Goal – Copy every line from the records below that holds the word "зайчатки".
======
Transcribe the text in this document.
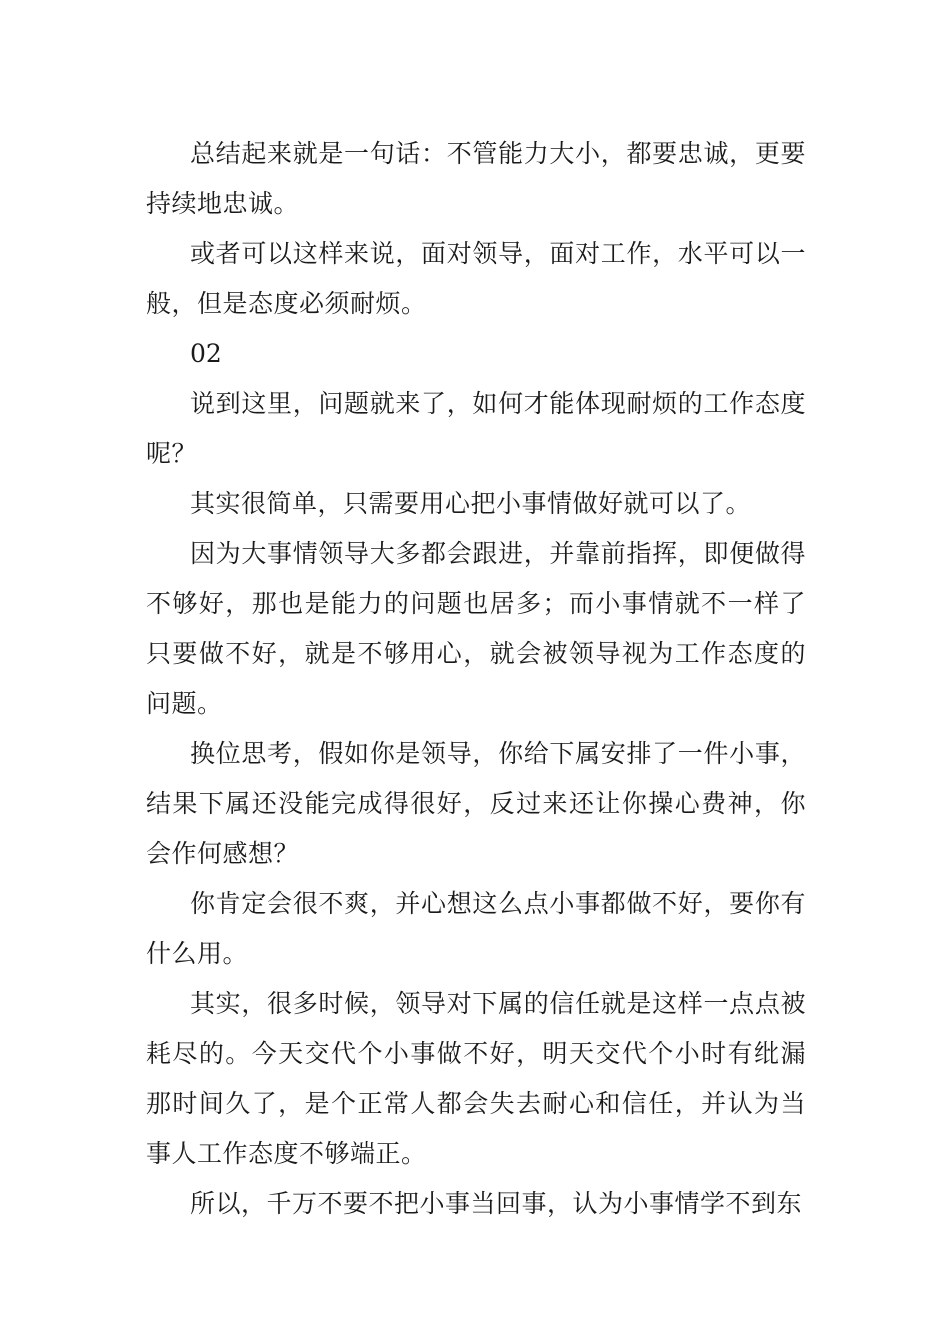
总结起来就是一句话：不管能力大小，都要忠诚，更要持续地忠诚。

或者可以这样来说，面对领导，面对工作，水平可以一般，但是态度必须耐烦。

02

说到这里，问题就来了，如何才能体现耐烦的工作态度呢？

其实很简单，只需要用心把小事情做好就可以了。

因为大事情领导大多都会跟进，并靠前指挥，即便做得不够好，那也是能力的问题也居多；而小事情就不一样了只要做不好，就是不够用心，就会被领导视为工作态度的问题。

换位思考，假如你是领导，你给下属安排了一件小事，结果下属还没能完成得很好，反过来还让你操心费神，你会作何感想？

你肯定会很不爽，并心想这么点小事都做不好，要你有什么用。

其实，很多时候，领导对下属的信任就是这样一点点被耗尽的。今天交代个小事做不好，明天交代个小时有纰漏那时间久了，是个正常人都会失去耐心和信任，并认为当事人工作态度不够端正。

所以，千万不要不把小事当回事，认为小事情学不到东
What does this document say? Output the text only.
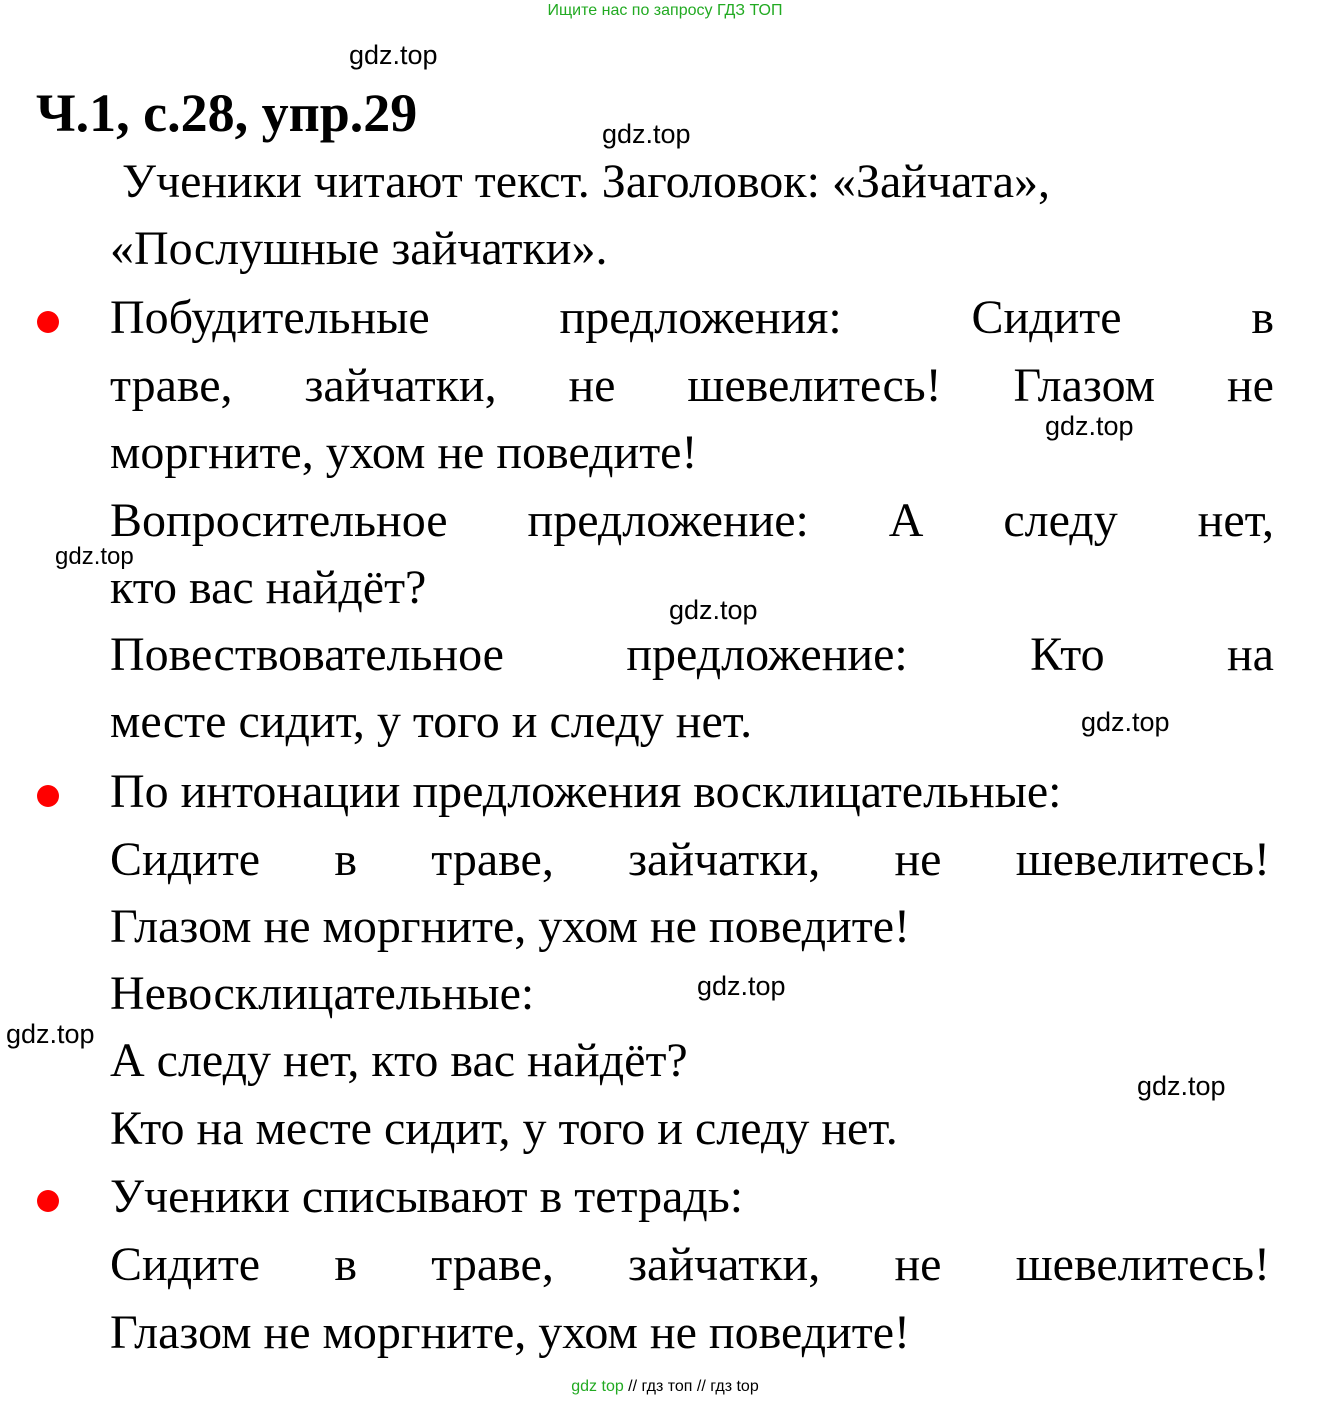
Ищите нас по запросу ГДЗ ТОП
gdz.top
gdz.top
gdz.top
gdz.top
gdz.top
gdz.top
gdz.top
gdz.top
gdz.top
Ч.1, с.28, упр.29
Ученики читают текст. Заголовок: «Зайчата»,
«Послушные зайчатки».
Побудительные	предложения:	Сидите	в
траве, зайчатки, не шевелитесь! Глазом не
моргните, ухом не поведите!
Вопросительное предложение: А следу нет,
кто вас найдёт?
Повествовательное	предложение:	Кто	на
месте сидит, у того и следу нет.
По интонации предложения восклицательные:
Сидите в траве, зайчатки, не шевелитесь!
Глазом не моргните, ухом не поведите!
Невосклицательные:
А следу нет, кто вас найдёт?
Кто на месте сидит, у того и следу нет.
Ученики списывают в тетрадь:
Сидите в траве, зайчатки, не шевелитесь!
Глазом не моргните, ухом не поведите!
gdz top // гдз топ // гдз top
======
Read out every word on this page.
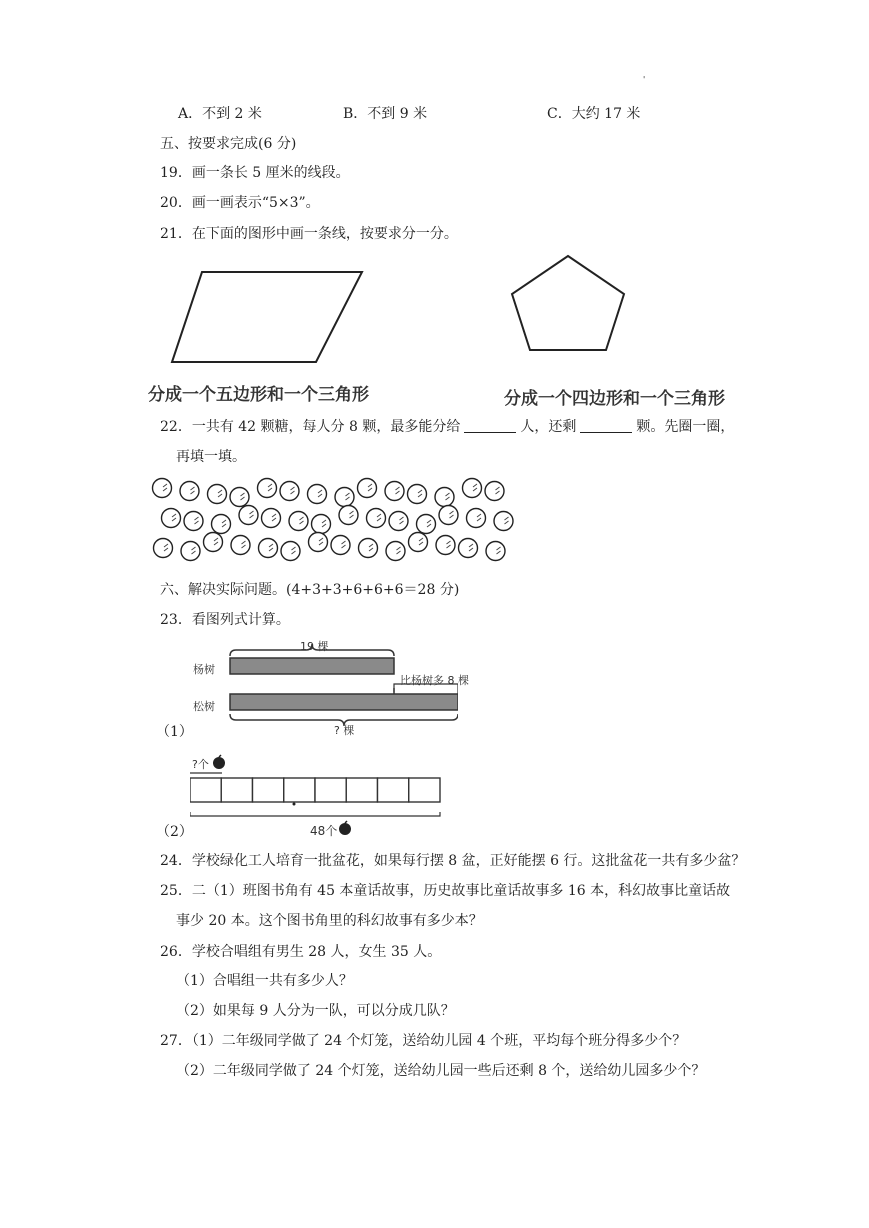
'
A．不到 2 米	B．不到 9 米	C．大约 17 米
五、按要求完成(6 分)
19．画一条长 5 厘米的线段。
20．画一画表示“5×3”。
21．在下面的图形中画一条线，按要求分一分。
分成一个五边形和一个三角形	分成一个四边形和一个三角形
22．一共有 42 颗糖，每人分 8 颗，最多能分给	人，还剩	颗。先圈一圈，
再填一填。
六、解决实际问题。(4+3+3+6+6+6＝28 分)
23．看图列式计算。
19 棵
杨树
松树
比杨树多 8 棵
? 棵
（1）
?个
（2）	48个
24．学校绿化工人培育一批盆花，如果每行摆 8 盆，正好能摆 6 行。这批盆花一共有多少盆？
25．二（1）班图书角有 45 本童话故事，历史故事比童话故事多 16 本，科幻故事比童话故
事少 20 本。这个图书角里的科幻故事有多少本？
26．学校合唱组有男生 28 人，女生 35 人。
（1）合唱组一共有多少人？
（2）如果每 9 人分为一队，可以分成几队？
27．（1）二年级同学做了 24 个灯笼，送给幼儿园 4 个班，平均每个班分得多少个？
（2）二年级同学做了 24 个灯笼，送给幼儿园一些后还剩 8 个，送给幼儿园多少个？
======
Final answer –
«Послушные зайчатки».
траве, зайчатки, не шевелитесь! Глазом не
Сидите в траве, зайчатки, не шевелитесь!
Сидите в траве, зайчатки, не шевелитесь!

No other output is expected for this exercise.